━━━ DATA FOR THE TASK
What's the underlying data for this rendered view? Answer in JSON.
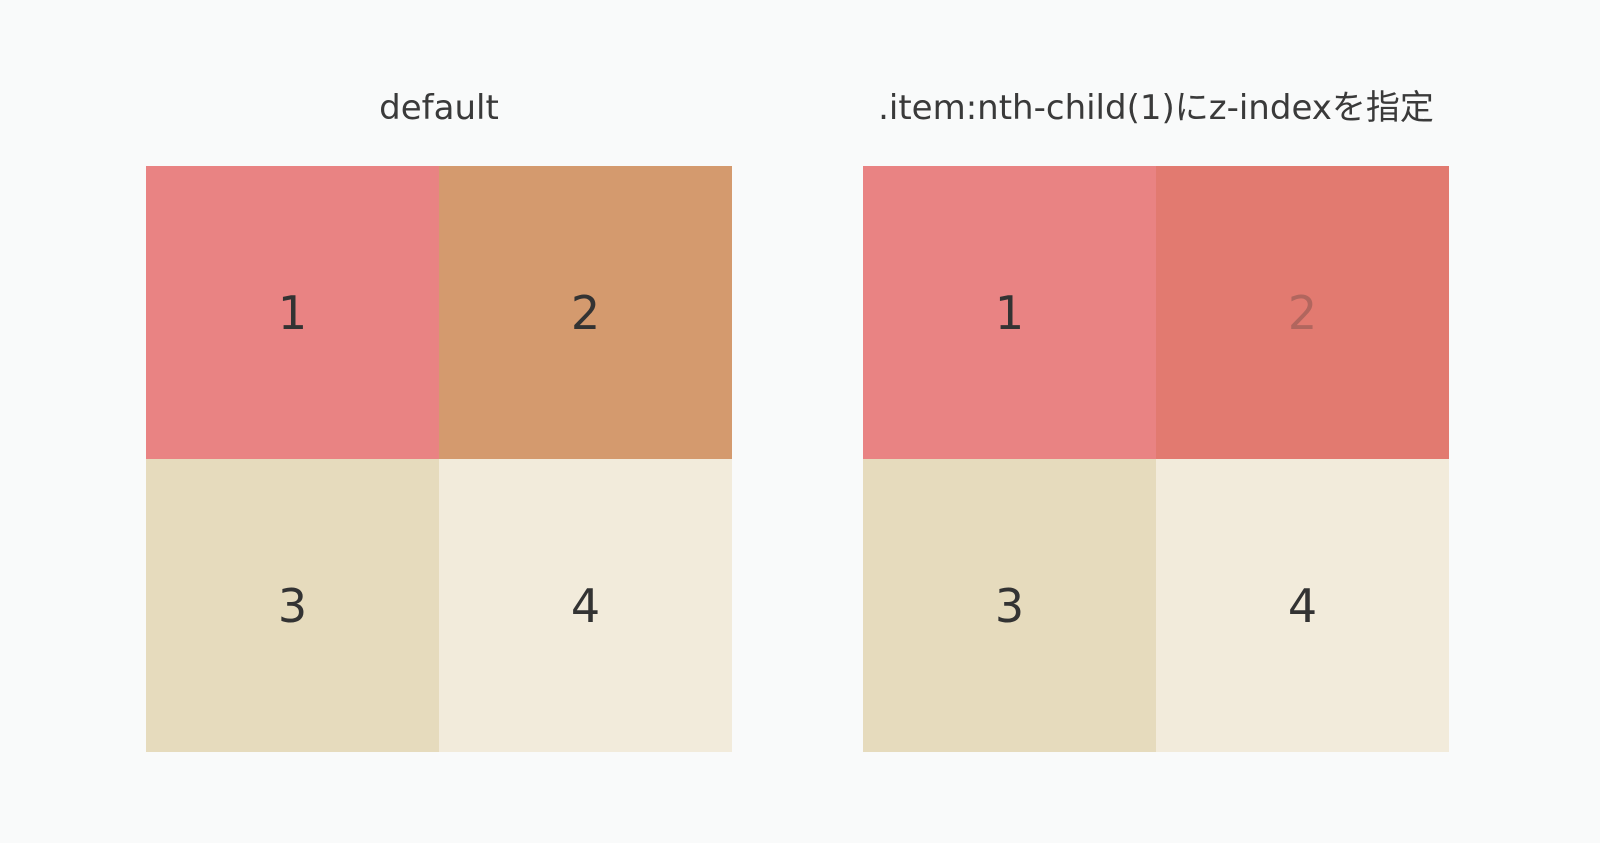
{
  "panels": [
    {
      "title": "default",
      "items": [
        {
          "label": "1",
          "color": "#e98383"
        },
        {
          "label": "2",
          "color": "#d49a6e"
        },
        {
          "label": "3",
          "color": "#e6dbbd"
        },
        {
          "label": "4",
          "color": "#f2ebdb"
        }
      ]
    },
    {
      "title": ".item:nth-child(1)にz-indexを指定",
      "items": [
        {
          "label": "1",
          "color": "#e98383"
        },
        {
          "label": "2",
          "color": "#e27a70",
          "dimmed": true
        },
        {
          "label": "3",
          "color": "#e6dbbd"
        },
        {
          "label": "4",
          "color": "#f2ebdb"
        }
      ]
    }
  ]
}
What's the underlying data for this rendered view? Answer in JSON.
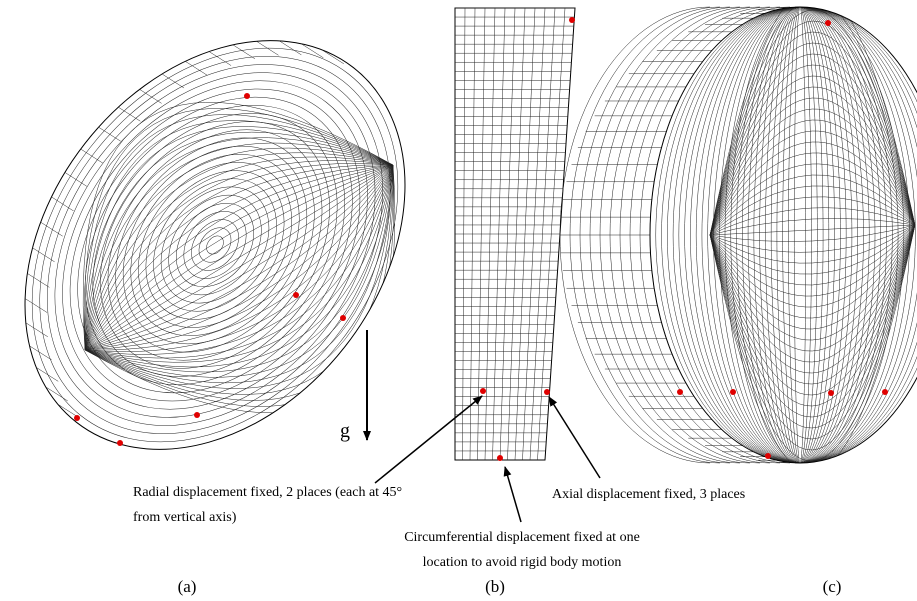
{
  "gravity_label": "g",
  "annotations": {
    "radial": [
      "Radial displacement fixed, 2 places (each at 45°",
      "from vertical axis)"
    ],
    "axial": [
      "Axial displacement fixed, 3 places"
    ],
    "circumferential": [
      "Circumferential displacement fixed at one",
      "location to avoid rigid body motion"
    ]
  },
  "panel_labels": [
    "(a)",
    "(b)",
    "(c)"
  ]
}
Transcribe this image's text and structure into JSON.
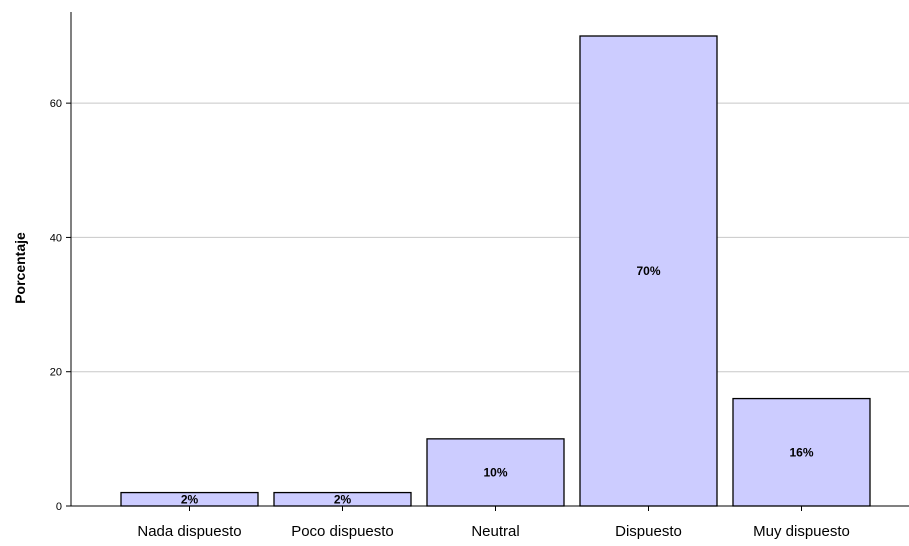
{
  "chart_data": {
    "type": "bar",
    "categories": [
      "Nada dispuesto",
      "Poco dispuesto",
      "Neutral",
      "Dispuesto",
      "Muy dispuesto"
    ],
    "values": [
      2,
      2,
      10,
      70,
      16
    ],
    "data_labels": [
      "2%",
      "2%",
      "10%",
      "70%",
      "16%"
    ],
    "title": "",
    "xlabel": "",
    "ylabel": "Porcentaje",
    "ylim": [
      0,
      70
    ],
    "yticks": [
      0,
      20,
      40,
      60
    ],
    "grid": true,
    "colors": {
      "bar_fill": "#ccccff",
      "bar_stroke": "#000000",
      "grid": "#c8c8c8",
      "axis": "#000000"
    }
  }
}
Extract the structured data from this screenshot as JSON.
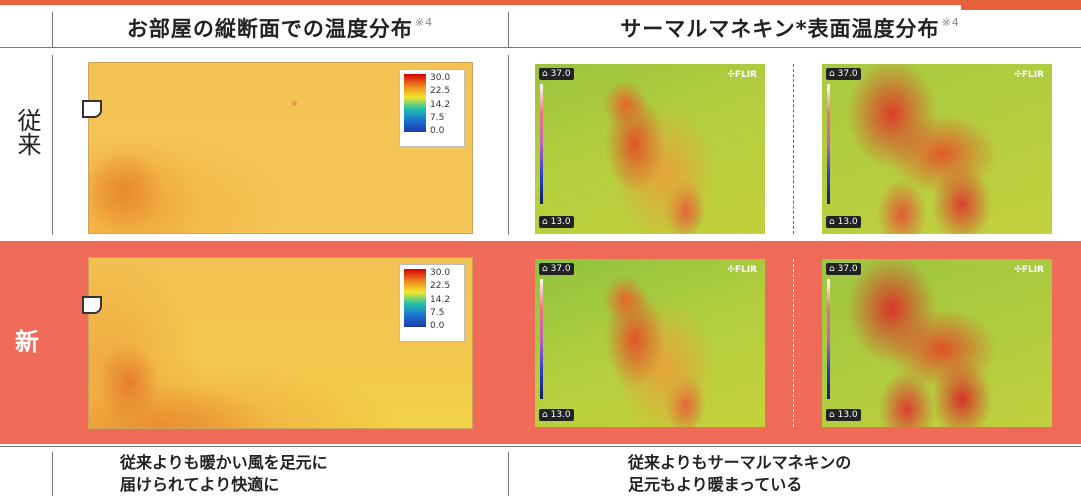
{
  "headers": {
    "left": "お部屋の縦断面での温度分布",
    "left_sup": "※4",
    "right": "サーマルマネキン*表面温度分布",
    "right_sup": "※4"
  },
  "rows": {
    "old_label": "従来",
    "new_label": "新"
  },
  "legend": {
    "values": [
      "30.0",
      "22.5",
      "14.2",
      "7.5",
      "0.0"
    ]
  },
  "thermal": {
    "top_reading": "37.0",
    "bottom_reading": "13.0",
    "brand": "FLIR"
  },
  "footer": {
    "left_line1": "従来よりも暖かい風を足元に",
    "left_line2": "届けられてより快適に",
    "right_line1": "従来よりもサーマルマネキンの",
    "right_line2": "足元もより暖まっている"
  },
  "colors": {
    "accent": "#e8603c",
    "new_row_bg": "#ef6b58"
  }
}
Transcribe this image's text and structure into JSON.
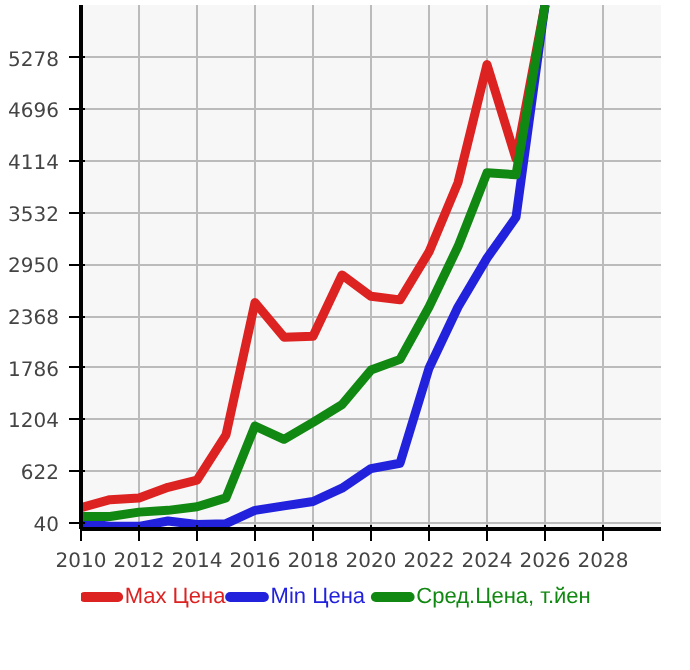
━━━━━━
Except for the pictures, copy every line of the records above exactly.

* SOLVED EXERCISE:
What's the underlying data for this rendered view? Answer in JSON.
{
  "panels": [
    {
      "title": "default",
      "items": [
        {
          "label": "1",
          "color": "#e98383"
        },
        {
          "label": "2",
          "color": "#d49a6e"
        },
        {
          "label": "3",
          "color": "#e6dbbd"
        },
        {
          "label": "4",
          "color": "#f2ebdb"
        }
      ]
    },
    {
      "title": ".item:nth-child(1)にz-indexを指定",
      "items": [
        {
          "label": "1",
          "color": "#e98383"
        },
        {
          "label": "2",
          "color": "#e27a70",
          "dimmed": true
        },
        {
          "label": "3",
          "color": "#e6dbbd"
        },
        {
          "label": "4",
          "color": "#f2ebdb"
        }
      ]
    }
  ]
}
What's the underlying data for this rendered view? Answer in JSON.
{
  "gravity_label": "g",
  "annotations": {
    "radial": [
      "Radial displacement fixed, 2 places (each at 45°",
      "from vertical axis)"
    ],
    "axial": [
      "Axial displacement fixed, 3 places"
    ],
    "circumferential": [
      "Circumferential displacement fixed at one",
      "location to avoid rigid body motion"
    ]
  },
  "panel_labels": [
    "(a)",
    "(b)",
    "(c)"
  ]
}
Transcribe this image's text and structure into JSON.
{
  "chart_data": {
    "type": "bar",
    "categories": [
      "Nada dispuesto",
      "Poco dispuesto",
      "Neutral",
      "Dispuesto",
      "Muy dispuesto"
    ],
    "values": [
      2,
      2,
      10,
      70,
      16
    ],
    "data_labels": [
      "2%",
      "2%",
      "10%",
      "70%",
      "16%"
    ],
    "title": "",
    "xlabel": "",
    "ylabel": "Porcentaje",
    "ylim": [
      0,
      70
    ],
    "yticks": [
      0,
      20,
      40,
      60
    ],
    "grid": true,
    "colors": {
      "bar_fill": "#ccccff",
      "bar_stroke": "#000000",
      "grid": "#c8c8c8",
      "axis": "#000000"
    }
  }
}
Extract the structured data from this screenshot as JSON.
{
  "headers": {
    "left": "お部屋の縦断面での温度分布",
    "left_sup": "※4",
    "right": "サーマルマネキン*表面温度分布",
    "right_sup": "※4"
  },
  "rows": {
    "old_label": "従来",
    "new_label": "新"
  },
  "legend": {
    "values": [
      "30.0",
      "22.5",
      "14.2",
      "7.5",
      "0.0"
    ]
  },
  "thermal": {
    "top_reading": "37.0",
    "bottom_reading": "13.0",
    "brand": "FLIR"
  },
  "footer": {
    "left_line1": "従来よりも暖かい風を足元に",
    "left_line2": "届けられてより快適に",
    "right_line1": "従来よりもサーマルマネキンの",
    "right_line2": "足元もより暖まっている"
  },
  "colors": {
    "accent": "#e8603c",
    "new_row_bg": "#ef6b58"
  }
}
Transcribe this image's text and structure into JSON.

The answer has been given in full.